• [WHAT YOU HAVE TO DO]: Go through the entries below and retype them exactly, omitting each picture.
++++++
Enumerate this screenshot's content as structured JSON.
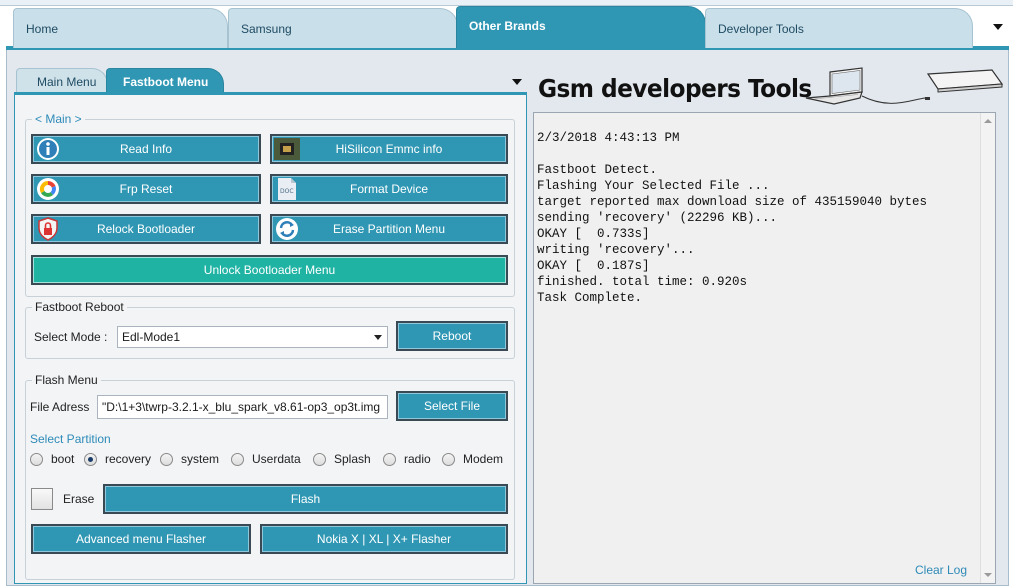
{
  "colors": {
    "accent": "#2f97b4",
    "unlock_button": "#1fb3a4",
    "link": "#2e8bb8"
  },
  "top_tabs": [
    {
      "label": "Home",
      "active": false
    },
    {
      "label": "Samsung",
      "active": false
    },
    {
      "label": "Other Brands",
      "active": true
    },
    {
      "label": "Developer Tools",
      "active": false
    }
  ],
  "sub_tabs": [
    {
      "label": "Main Menu",
      "active": false
    },
    {
      "label": "Fastboot Menu",
      "active": true
    }
  ],
  "main_group": {
    "title": "< Main >",
    "buttons": {
      "read_info": {
        "label": "Read Info",
        "icon": "info-icon"
      },
      "hisilicon": {
        "label": "HiSilicon Emmc info",
        "icon": "chip-icon"
      },
      "frp_reset": {
        "label": "Frp Reset",
        "icon": "google-icon"
      },
      "format_device": {
        "label": "Format Device",
        "icon": "doc-icon"
      },
      "relock": {
        "label": "Relock Bootloader",
        "icon": "lock-shield-icon"
      },
      "erase_partition": {
        "label": "Erase Partition Menu",
        "icon": "refresh-icon"
      },
      "unlock": {
        "label": "Unlock Bootloader Menu"
      }
    }
  },
  "fastboot_reboot": {
    "title": "Fastboot Reboot",
    "select_label": "Select Mode :",
    "select_value": "Edl-Mode1",
    "reboot_label": "Reboot"
  },
  "flash_menu": {
    "title": "Flash Menu",
    "file_label": "File Adress",
    "file_value": "\"D:\\1+3\\twrp-3.2.1-x_blu_spark_v8.61-op3_op3t.img",
    "select_file_label": "Select File",
    "partition_label": "Select Partition",
    "partitions": [
      {
        "label": "boot",
        "checked": false
      },
      {
        "label": "recovery",
        "checked": true
      },
      {
        "label": "system",
        "checked": false
      },
      {
        "label": "Userdata",
        "checked": false
      },
      {
        "label": "Splash",
        "checked": false
      },
      {
        "label": "radio",
        "checked": false
      },
      {
        "label": "Modem",
        "checked": false
      }
    ],
    "erase_label": "Erase",
    "erase_checked": false,
    "flash_label": "Flash",
    "advanced_label": "Advanced menu Flasher",
    "nokia_label": "Nokia X | XL | X+ Flasher"
  },
  "brand_title": "Gsm developers Tools",
  "log": {
    "lines": [
      "2/3/2018 4:43:13 PM",
      "",
      "Fastboot Detect.",
      "Flashing Your Selected File ...",
      "target reported max download size of 435159040 bytes",
      "sending 'recovery' (22296 KB)...",
      "OKAY [  0.733s]",
      "writing 'recovery'...",
      "OKAY [  0.187s]",
      "finished. total time: 0.920s",
      "Task Complete."
    ],
    "clear_label": "Clear Log"
  }
}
++++++
• [EXERCISE RESULT]:
Enumerate this screenshot's content as structured JSON.
{
  "colors": {
    "accent": "#2f97b4",
    "unlock_button": "#1fb3a4",
    "link": "#2e8bb8"
  },
  "top_tabs": [
    {
      "label": "Home",
      "active": false
    },
    {
      "label": "Samsung",
      "active": false
    },
    {
      "label": "Other Brands",
      "active": true
    },
    {
      "label": "Developer Tools",
      "active": false
    }
  ],
  "sub_tabs": [
    {
      "label": "Main Menu",
      "active": false
    },
    {
      "label": "Fastboot Menu",
      "active": true
    }
  ],
  "main_group": {
    "title": "< Main >",
    "buttons": {
      "read_info": {
        "label": "Read Info",
        "icon": "info-icon"
      },
      "hisilicon": {
        "label": "HiSilicon Emmc info",
        "icon": "chip-icon"
      },
      "frp_reset": {
        "label": "Frp Reset",
        "icon": "google-icon"
      },
      "format_device": {
        "label": "Format Device",
        "icon": "doc-icon"
      },
      "relock": {
        "label": "Relock Bootloader",
        "icon": "lock-shield-icon"
      },
      "erase_partition": {
        "label": "Erase Partition Menu",
        "icon": "refresh-icon"
      },
      "unlock": {
        "label": "Unlock Bootloader Menu"
      }
    }
  },
  "fastboot_reboot": {
    "title": "Fastboot Reboot",
    "select_label": "Select Mode :",
    "select_value": "Edl-Mode1",
    "reboot_label": "Reboot"
  },
  "flash_menu": {
    "title": "Flash Menu",
    "file_label": "File Adress",
    "file_value": "\"D:\\1+3\\twrp-3.2.1-x_blu_spark_v8.61-op3_op3t.img",
    "select_file_label": "Select File",
    "partition_label": "Select Partition",
    "partitions": [
      {
        "label": "boot",
        "checked": false
      },
      {
        "label": "recovery",
        "checked": true
      },
      {
        "label": "system",
        "checked": false
      },
      {
        "label": "Userdata",
        "checked": false
      },
      {
        "label": "Splash",
        "checked": false
      },
      {
        "label": "radio",
        "checked": false
      },
      {
        "label": "Modem",
        "checked": false
      }
    ],
    "erase_label": "Erase",
    "erase_checked": false,
    "flash_label": "Flash",
    "advanced_label": "Advanced menu Flasher",
    "nokia_label": "Nokia X | XL | X+ Flasher"
  },
  "brand_title": "Gsm developers Tools",
  "log": {
    "lines": [
      "2/3/2018 4:43:13 PM",
      "",
      "Fastboot Detect.",
      "Flashing Your Selected File ...",
      "target reported max download size of 435159040 bytes",
      "sending 'recovery' (22296 KB)...",
      "OKAY [  0.733s]",
      "writing 'recovery'...",
      "OKAY [  0.187s]",
      "finished. total time: 0.920s",
      "Task Complete."
    ],
    "clear_label": "Clear Log"
  }
}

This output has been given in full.